Short task: Print out each entry below exactly, please.

(Records about charts and figures)
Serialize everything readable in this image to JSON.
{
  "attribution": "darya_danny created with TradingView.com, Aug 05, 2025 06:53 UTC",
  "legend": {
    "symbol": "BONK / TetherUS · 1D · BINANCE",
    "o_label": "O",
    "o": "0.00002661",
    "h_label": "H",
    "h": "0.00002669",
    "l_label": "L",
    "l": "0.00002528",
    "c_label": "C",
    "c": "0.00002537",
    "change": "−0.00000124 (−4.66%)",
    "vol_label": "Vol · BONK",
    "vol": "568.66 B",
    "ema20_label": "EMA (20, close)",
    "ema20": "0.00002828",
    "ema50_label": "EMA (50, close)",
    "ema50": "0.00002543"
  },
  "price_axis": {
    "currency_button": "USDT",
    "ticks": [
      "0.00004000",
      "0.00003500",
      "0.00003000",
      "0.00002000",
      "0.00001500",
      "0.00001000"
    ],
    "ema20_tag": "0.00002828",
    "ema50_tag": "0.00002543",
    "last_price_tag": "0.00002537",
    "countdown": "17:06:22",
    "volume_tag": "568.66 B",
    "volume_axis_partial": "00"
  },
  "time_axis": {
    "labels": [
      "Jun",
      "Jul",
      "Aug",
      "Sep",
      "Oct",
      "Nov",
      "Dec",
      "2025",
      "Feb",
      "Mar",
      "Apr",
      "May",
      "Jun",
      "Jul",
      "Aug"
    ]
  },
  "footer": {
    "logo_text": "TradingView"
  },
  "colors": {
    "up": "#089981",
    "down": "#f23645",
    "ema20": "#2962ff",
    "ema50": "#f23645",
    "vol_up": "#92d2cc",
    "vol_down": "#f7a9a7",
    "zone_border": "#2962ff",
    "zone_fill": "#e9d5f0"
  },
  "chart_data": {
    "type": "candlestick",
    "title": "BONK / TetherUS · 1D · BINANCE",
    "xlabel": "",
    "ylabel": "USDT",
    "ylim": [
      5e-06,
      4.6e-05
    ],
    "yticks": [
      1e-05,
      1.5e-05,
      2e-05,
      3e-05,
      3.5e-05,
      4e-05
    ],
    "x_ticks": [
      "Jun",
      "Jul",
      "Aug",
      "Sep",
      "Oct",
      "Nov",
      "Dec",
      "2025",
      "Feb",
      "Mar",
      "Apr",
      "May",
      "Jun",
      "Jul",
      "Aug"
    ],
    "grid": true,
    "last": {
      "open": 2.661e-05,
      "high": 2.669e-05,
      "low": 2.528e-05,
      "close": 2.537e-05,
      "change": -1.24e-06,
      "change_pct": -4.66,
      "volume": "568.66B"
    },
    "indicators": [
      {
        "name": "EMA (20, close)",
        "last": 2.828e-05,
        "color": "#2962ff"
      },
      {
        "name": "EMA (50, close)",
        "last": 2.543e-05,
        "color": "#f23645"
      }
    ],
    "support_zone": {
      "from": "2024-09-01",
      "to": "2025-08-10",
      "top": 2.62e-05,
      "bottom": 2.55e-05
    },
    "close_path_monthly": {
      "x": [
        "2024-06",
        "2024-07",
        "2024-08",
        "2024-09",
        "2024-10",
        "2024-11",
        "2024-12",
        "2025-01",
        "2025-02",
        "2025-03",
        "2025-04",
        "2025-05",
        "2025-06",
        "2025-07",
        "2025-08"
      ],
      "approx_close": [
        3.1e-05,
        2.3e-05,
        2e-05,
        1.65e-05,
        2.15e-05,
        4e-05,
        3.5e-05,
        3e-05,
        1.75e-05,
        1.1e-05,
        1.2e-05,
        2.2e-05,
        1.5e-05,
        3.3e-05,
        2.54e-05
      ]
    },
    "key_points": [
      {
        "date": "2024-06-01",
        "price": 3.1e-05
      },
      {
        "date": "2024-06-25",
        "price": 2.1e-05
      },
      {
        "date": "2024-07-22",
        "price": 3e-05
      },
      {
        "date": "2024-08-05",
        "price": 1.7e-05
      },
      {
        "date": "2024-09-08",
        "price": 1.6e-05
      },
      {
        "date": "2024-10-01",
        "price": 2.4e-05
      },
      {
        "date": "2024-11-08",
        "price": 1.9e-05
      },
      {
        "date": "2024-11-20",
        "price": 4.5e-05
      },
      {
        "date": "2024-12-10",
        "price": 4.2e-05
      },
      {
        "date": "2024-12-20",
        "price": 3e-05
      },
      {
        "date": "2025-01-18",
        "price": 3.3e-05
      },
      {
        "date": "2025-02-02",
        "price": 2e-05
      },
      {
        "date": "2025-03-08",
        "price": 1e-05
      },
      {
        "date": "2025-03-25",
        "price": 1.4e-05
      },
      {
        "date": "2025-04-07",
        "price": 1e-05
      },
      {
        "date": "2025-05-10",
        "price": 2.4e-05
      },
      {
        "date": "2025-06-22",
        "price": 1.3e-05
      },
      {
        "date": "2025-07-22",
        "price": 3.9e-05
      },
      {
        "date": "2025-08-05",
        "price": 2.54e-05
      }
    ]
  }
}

Answer for the task:
Serialize everything readable in this image to JSON.
{
  "attribution": "darya_danny created with TradingView.com, Aug 05, 2025 06:53 UTC",
  "legend": {
    "symbol": "BONK / TetherUS · 1D · BINANCE",
    "o_label": "O",
    "o": "0.00002661",
    "h_label": "H",
    "h": "0.00002669",
    "l_label": "L",
    "l": "0.00002528",
    "c_label": "C",
    "c": "0.00002537",
    "change": "−0.00000124 (−4.66%)",
    "vol_label": "Vol · BONK",
    "vol": "568.66 B",
    "ema20_label": "EMA (20, close)",
    "ema20": "0.00002828",
    "ema50_label": "EMA (50, close)",
    "ema50": "0.00002543"
  },
  "price_axis": {
    "currency_button": "USDT",
    "ticks": [
      "0.00004000",
      "0.00003500",
      "0.00003000",
      "0.00002000",
      "0.00001500",
      "0.00001000"
    ],
    "ema20_tag": "0.00002828",
    "ema50_tag": "0.00002543",
    "last_price_tag": "0.00002537",
    "countdown": "17:06:22",
    "volume_tag": "568.66 B",
    "volume_axis_partial": "00"
  },
  "time_axis": {
    "labels": [
      "Jun",
      "Jul",
      "Aug",
      "Sep",
      "Oct",
      "Nov",
      "Dec",
      "2025",
      "Feb",
      "Mar",
      "Apr",
      "May",
      "Jun",
      "Jul",
      "Aug"
    ]
  },
  "footer": {
    "logo_text": "TradingView"
  },
  "colors": {
    "up": "#089981",
    "down": "#f23645",
    "ema20": "#2962ff",
    "ema50": "#f23645",
    "vol_up": "#92d2cc",
    "vol_down": "#f7a9a7",
    "zone_border": "#2962ff",
    "zone_fill": "#e9d5f0"
  },
  "chart_data": {
    "type": "candlestick",
    "title": "BONK / TetherUS · 1D · BINANCE",
    "xlabel": "",
    "ylabel": "USDT",
    "ylim": [
      5e-06,
      4.6e-05
    ],
    "yticks": [
      1e-05,
      1.5e-05,
      2e-05,
      3e-05,
      3.5e-05,
      4e-05
    ],
    "x_ticks": [
      "Jun",
      "Jul",
      "Aug",
      "Sep",
      "Oct",
      "Nov",
      "Dec",
      "2025",
      "Feb",
      "Mar",
      "Apr",
      "May",
      "Jun",
      "Jul",
      "Aug"
    ],
    "grid": true,
    "last": {
      "open": 2.661e-05,
      "high": 2.669e-05,
      "low": 2.528e-05,
      "close": 2.537e-05,
      "change": -1.24e-06,
      "change_pct": -4.66,
      "volume": "568.66B"
    },
    "indicators": [
      {
        "name": "EMA (20, close)",
        "last": 2.828e-05,
        "color": "#2962ff"
      },
      {
        "name": "EMA (50, close)",
        "last": 2.543e-05,
        "color": "#f23645"
      }
    ],
    "support_zone": {
      "from": "2024-09-01",
      "to": "2025-08-10",
      "top": 2.62e-05,
      "bottom": 2.55e-05
    },
    "close_path_monthly": {
      "x": [
        "2024-06",
        "2024-07",
        "2024-08",
        "2024-09",
        "2024-10",
        "2024-11",
        "2024-12",
        "2025-01",
        "2025-02",
        "2025-03",
        "2025-04",
        "2025-05",
        "2025-06",
        "2025-07",
        "2025-08"
      ],
      "approx_close": [
        3.1e-05,
        2.3e-05,
        2e-05,
        1.65e-05,
        2.15e-05,
        4e-05,
        3.5e-05,
        3e-05,
        1.75e-05,
        1.1e-05,
        1.2e-05,
        2.2e-05,
        1.5e-05,
        3.3e-05,
        2.54e-05
      ]
    },
    "key_points": [
      {
        "date": "2024-06-01",
        "price": 3.1e-05
      },
      {
        "date": "2024-06-25",
        "price": 2.1e-05
      },
      {
        "date": "2024-07-22",
        "price": 3e-05
      },
      {
        "date": "2024-08-05",
        "price": 1.7e-05
      },
      {
        "date": "2024-09-08",
        "price": 1.6e-05
      },
      {
        "date": "2024-10-01",
        "price": 2.4e-05
      },
      {
        "date": "2024-11-08",
        "price": 1.9e-05
      },
      {
        "date": "2024-11-20",
        "price": 4.5e-05
      },
      {
        "date": "2024-12-10",
        "price": 4.2e-05
      },
      {
        "date": "2024-12-20",
        "price": 3e-05
      },
      {
        "date": "2025-01-18",
        "price": 3.3e-05
      },
      {
        "date": "2025-02-02",
        "price": 2e-05
      },
      {
        "date": "2025-03-08",
        "price": 1e-05
      },
      {
        "date": "2025-03-25",
        "price": 1.4e-05
      },
      {
        "date": "2025-04-07",
        "price": 1e-05
      },
      {
        "date": "2025-05-10",
        "price": 2.4e-05
      },
      {
        "date": "2025-06-22",
        "price": 1.3e-05
      },
      {
        "date": "2025-07-22",
        "price": 3.9e-05
      },
      {
        "date": "2025-08-05",
        "price": 2.54e-05
      }
    ]
  }
}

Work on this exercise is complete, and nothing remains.